(INSTRUCTION): Look through the listing and locate every line containing the word "source"; copy those lines.

++++++++++

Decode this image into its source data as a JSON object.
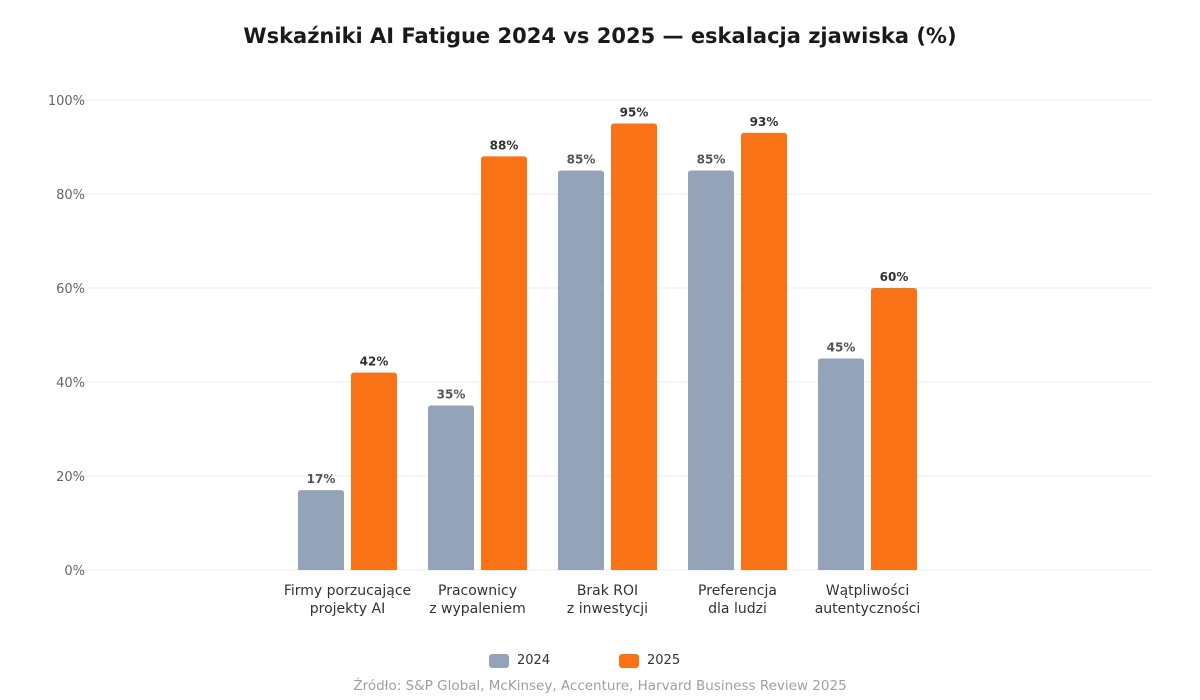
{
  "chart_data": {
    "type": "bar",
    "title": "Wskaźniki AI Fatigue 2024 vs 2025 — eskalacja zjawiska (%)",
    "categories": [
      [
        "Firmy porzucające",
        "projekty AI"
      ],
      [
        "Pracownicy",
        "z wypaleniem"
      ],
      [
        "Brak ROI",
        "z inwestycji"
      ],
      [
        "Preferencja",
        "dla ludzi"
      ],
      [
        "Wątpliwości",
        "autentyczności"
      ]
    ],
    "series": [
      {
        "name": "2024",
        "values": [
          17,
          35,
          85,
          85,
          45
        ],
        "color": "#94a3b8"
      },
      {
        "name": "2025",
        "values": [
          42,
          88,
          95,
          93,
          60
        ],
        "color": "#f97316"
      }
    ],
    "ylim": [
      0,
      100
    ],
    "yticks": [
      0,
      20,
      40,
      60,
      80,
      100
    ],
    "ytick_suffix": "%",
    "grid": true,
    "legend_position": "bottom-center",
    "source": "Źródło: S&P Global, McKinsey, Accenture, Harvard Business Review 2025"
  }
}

++++++++++

(REPLY):
Decode this image into its source data as a JSON object.
    "source": "Źródło: S&P Global, McKinsey, Accenture, Harvard Business Review 2025"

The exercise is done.